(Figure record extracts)
^^^^^^^^

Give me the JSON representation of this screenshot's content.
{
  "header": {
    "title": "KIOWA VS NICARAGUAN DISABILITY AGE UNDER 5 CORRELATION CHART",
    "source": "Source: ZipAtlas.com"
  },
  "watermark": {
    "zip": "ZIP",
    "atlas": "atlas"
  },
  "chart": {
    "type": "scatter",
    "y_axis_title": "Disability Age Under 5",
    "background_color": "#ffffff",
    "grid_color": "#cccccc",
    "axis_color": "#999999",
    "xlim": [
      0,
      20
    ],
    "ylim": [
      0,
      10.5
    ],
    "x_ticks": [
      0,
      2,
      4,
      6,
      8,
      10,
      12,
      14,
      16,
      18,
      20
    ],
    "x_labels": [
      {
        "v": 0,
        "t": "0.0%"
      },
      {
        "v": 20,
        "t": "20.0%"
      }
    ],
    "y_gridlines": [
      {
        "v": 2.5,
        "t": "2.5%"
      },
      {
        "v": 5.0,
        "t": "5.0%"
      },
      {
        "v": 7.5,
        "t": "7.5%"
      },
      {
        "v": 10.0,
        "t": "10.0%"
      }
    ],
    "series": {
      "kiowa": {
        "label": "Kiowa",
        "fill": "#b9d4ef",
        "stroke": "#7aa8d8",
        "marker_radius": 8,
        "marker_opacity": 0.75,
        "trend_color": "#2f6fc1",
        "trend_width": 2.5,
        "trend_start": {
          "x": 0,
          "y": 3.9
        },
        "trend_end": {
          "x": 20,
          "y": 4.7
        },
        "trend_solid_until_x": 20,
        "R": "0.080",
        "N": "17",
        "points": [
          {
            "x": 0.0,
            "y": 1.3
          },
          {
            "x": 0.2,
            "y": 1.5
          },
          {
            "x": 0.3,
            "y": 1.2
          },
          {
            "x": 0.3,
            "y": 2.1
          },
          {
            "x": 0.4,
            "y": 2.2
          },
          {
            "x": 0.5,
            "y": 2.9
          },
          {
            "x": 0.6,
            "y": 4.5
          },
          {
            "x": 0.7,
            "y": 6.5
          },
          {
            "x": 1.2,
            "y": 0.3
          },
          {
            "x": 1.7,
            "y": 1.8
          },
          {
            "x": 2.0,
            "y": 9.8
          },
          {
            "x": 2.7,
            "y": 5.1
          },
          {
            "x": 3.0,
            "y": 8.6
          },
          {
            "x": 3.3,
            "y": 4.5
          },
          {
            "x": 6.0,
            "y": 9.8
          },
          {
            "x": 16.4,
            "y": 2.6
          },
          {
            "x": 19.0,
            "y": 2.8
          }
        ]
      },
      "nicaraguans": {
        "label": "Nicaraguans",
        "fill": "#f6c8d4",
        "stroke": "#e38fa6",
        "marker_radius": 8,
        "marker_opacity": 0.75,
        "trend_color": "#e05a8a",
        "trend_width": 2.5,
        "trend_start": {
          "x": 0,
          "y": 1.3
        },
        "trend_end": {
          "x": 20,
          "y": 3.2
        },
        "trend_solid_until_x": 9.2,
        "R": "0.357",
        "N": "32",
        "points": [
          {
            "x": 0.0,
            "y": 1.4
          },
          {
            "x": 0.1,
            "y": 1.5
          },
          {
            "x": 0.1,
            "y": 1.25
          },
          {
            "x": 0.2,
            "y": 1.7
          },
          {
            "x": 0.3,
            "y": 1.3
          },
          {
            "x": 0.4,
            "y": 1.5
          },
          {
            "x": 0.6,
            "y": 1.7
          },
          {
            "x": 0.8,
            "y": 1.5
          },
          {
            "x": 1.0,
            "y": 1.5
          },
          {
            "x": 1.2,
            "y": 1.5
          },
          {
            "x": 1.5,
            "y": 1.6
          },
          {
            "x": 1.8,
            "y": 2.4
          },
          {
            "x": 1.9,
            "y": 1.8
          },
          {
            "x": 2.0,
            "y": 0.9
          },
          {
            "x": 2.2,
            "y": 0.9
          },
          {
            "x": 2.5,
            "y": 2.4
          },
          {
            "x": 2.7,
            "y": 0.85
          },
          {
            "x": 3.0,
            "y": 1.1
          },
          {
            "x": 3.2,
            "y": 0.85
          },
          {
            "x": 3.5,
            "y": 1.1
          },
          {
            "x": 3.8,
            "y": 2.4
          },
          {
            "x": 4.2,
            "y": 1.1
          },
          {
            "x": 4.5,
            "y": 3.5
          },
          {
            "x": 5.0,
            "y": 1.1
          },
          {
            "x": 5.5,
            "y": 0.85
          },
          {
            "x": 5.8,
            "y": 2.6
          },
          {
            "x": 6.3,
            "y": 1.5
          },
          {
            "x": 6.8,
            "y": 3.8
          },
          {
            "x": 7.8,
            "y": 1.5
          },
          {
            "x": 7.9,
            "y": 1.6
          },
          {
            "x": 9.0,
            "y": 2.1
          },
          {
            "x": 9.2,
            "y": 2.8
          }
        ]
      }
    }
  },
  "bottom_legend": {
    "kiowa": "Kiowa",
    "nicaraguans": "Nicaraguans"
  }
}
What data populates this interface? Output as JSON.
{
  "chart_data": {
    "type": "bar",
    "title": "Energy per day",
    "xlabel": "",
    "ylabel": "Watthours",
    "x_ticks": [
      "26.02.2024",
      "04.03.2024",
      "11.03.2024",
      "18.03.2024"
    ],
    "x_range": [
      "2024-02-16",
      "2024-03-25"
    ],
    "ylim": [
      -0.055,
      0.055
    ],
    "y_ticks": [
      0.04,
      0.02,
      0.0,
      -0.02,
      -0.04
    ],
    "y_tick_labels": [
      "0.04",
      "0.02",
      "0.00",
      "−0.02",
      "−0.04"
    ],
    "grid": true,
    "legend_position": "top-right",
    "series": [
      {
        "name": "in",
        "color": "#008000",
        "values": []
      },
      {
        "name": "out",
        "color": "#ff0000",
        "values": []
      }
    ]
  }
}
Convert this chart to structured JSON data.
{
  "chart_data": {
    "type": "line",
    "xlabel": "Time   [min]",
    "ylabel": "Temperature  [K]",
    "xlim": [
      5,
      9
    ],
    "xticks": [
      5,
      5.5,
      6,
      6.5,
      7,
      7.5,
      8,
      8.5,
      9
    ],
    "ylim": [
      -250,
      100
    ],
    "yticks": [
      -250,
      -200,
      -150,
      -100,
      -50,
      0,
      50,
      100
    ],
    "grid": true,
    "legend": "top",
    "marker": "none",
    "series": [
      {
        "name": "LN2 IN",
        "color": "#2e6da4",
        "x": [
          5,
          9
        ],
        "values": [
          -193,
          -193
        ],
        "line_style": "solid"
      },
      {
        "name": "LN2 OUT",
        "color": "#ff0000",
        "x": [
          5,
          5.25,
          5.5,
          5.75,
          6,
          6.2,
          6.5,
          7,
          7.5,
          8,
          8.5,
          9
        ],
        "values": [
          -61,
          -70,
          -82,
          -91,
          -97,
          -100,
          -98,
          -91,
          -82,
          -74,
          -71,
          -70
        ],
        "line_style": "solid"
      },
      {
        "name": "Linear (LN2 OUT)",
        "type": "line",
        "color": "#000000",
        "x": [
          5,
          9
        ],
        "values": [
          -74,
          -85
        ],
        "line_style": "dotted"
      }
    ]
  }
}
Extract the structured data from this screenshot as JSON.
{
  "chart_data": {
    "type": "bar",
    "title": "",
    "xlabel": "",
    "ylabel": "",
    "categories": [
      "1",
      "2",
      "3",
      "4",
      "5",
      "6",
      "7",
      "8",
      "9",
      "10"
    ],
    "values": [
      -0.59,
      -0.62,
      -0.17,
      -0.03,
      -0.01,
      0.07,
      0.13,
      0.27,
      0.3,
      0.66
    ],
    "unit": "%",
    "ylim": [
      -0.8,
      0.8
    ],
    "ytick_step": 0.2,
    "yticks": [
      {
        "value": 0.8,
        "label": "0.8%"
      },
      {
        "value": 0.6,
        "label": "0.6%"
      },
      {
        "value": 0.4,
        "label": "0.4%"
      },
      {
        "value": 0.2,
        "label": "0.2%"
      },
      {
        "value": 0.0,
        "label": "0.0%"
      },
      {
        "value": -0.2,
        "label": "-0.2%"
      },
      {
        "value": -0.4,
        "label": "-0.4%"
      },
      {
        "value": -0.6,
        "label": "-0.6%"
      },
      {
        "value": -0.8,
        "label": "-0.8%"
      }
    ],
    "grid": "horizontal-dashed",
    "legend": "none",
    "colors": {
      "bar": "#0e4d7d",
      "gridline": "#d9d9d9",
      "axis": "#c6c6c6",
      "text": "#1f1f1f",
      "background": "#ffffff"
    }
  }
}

^^^^^^^^

Give every line of the material that includes the string "screenshot".

Give me the JSON representation of this screenshot's content.
Extract the structured data from this screenshot as JSON.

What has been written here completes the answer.